━━━ RECORDS SHOWN ━━━
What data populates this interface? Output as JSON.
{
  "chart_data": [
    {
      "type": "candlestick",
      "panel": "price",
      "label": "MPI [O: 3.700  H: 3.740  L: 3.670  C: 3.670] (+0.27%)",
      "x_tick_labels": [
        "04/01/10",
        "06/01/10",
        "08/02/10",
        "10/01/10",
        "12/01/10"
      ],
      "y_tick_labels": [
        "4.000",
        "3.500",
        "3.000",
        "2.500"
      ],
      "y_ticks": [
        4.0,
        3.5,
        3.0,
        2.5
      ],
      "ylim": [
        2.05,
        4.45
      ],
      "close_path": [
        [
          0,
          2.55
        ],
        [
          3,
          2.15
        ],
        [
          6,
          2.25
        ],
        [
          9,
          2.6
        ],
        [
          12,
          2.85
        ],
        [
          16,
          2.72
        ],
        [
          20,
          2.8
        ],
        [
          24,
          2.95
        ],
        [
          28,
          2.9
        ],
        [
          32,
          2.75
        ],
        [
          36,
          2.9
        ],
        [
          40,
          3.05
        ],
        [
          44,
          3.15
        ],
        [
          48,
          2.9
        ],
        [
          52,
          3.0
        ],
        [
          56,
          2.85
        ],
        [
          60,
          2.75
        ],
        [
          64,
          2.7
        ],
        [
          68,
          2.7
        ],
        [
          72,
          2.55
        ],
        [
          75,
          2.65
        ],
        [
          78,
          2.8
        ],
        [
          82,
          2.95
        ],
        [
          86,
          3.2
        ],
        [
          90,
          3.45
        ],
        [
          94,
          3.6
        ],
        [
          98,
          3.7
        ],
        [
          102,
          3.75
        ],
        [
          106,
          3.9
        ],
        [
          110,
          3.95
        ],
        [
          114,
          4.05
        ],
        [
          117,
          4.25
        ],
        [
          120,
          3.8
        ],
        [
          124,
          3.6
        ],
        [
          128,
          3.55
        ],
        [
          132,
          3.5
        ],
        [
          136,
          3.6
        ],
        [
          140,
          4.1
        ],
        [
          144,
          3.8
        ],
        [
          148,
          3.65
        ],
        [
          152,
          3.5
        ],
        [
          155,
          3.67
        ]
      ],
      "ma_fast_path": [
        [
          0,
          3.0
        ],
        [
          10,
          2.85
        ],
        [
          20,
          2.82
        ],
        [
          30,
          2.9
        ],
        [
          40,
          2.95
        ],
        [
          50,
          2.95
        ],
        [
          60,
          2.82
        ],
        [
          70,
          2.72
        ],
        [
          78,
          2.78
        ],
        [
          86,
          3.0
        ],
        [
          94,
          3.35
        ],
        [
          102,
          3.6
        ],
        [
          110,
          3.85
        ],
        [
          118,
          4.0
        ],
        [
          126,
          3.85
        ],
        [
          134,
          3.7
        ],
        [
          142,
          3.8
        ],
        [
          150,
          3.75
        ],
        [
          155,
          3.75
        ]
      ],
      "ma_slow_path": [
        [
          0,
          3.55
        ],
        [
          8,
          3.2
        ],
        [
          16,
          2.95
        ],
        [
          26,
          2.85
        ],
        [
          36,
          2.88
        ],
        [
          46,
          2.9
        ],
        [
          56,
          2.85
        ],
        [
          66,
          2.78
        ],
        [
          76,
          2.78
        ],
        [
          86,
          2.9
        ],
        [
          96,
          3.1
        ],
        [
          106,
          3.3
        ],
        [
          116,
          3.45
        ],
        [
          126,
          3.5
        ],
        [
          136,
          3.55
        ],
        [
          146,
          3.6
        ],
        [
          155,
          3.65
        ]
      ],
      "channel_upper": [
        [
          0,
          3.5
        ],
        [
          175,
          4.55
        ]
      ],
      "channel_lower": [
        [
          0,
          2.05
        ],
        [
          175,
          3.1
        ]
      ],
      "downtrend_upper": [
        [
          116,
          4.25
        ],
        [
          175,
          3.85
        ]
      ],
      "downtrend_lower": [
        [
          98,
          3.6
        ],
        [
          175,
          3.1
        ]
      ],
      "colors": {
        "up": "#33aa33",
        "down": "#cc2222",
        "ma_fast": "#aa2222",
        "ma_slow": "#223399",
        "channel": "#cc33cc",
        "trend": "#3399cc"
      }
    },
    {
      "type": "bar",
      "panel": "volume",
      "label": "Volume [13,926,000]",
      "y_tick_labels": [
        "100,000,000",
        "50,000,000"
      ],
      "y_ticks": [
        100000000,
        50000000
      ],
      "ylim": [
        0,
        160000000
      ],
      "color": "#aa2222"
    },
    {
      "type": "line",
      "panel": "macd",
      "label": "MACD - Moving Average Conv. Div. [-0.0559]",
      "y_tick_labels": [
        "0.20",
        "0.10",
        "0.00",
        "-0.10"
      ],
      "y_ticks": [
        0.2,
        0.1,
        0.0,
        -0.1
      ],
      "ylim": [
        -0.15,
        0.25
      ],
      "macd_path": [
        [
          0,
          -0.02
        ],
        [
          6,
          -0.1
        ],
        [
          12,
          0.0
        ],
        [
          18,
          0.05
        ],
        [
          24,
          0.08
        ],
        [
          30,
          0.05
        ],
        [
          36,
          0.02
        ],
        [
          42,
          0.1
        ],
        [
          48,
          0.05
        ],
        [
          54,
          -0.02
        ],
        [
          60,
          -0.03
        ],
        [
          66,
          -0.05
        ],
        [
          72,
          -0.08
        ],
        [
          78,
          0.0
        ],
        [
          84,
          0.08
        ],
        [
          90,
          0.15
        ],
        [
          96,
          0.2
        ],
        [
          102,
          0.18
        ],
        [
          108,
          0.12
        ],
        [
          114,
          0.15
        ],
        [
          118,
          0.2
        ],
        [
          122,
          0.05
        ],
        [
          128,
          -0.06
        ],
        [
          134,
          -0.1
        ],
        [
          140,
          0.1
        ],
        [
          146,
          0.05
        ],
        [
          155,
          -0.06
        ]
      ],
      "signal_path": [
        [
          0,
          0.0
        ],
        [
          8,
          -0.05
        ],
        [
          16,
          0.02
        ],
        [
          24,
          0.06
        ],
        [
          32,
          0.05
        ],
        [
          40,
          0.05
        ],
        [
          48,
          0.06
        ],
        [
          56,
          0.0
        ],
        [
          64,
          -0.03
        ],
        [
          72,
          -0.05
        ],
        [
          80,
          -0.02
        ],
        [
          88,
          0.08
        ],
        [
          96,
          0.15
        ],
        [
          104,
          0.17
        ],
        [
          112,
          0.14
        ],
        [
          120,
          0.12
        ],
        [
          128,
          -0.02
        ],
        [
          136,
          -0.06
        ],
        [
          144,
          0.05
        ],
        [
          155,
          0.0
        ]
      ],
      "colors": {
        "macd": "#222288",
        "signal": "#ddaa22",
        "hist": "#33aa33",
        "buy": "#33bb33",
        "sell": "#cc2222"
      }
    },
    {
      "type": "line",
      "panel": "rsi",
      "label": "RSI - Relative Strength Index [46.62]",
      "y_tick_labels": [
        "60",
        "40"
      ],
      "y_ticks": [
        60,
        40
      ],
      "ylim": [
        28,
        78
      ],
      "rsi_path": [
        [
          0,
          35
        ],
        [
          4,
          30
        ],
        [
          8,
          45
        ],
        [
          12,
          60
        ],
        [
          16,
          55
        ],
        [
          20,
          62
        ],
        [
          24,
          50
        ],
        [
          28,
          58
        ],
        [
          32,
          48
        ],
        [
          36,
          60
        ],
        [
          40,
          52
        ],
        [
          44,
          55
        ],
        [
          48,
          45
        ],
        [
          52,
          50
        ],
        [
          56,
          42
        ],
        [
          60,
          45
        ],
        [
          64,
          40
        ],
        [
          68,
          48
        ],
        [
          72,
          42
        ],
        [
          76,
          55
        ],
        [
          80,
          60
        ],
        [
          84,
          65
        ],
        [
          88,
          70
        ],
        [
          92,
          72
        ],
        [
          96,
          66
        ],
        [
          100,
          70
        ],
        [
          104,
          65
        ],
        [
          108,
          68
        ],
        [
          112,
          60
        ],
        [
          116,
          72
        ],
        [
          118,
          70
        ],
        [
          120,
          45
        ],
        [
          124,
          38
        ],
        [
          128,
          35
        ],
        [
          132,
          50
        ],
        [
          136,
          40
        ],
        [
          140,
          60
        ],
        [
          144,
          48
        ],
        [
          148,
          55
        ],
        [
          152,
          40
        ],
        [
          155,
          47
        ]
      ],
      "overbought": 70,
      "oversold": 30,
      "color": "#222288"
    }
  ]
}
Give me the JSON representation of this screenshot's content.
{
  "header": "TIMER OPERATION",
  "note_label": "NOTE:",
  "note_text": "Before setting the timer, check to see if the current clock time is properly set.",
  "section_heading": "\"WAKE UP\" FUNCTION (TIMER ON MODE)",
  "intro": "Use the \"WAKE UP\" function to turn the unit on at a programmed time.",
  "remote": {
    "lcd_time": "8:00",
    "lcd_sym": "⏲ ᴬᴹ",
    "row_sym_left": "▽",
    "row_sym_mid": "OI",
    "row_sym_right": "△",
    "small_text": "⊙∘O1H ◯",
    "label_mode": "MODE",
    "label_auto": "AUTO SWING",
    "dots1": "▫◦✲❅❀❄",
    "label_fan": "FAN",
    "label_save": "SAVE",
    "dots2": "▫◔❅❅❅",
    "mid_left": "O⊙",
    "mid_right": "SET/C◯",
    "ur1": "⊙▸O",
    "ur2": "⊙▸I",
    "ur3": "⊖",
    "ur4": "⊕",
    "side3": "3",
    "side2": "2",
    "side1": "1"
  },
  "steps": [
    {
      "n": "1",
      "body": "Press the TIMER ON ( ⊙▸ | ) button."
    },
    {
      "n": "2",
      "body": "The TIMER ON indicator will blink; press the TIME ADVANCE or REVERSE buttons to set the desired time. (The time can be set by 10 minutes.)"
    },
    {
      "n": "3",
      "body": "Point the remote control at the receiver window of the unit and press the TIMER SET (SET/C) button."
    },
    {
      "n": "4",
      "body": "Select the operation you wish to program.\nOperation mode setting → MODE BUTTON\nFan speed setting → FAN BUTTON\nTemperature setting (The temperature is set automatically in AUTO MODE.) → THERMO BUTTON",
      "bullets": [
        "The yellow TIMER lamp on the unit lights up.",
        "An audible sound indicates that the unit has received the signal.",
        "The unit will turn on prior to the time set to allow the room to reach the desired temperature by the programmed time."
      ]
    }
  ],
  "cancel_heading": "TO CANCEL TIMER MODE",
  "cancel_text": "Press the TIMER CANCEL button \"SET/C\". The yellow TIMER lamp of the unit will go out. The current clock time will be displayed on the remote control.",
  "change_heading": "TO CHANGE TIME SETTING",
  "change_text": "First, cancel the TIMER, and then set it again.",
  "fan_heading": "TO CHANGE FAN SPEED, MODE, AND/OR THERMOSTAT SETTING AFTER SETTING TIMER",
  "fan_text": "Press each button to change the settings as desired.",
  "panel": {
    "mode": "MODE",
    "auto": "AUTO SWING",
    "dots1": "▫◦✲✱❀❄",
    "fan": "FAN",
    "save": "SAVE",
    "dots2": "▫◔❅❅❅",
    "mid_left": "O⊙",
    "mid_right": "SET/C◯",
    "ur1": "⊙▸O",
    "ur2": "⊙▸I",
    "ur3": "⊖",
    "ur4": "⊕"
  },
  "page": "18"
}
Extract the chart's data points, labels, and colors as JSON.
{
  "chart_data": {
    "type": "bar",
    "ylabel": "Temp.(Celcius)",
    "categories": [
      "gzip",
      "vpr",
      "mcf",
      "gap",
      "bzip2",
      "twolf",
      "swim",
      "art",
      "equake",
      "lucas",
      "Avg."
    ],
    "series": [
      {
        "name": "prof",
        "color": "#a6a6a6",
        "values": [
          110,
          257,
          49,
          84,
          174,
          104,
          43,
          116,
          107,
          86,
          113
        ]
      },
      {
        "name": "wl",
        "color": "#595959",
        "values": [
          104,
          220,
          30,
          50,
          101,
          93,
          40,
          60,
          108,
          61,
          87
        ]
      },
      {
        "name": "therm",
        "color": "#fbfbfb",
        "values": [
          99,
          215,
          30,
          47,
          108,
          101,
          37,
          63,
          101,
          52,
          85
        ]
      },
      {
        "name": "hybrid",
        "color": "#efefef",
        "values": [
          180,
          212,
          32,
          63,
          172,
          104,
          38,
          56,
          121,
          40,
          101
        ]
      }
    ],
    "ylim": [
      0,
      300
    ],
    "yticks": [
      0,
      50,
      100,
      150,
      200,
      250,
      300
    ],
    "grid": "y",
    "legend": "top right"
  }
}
━━━
_OBJECTIVE:_ Which lines hold the string "yellow"? List them all.

_RESULT BELOW:_
        "The yellow TIMER lamp on the unit lights up.",
  "cancel_text": "Press the TIMER CANCEL button \"SET/C\". The yellow TIMER lamp of the unit will go out. The current clock time will be displayed on the remote control.",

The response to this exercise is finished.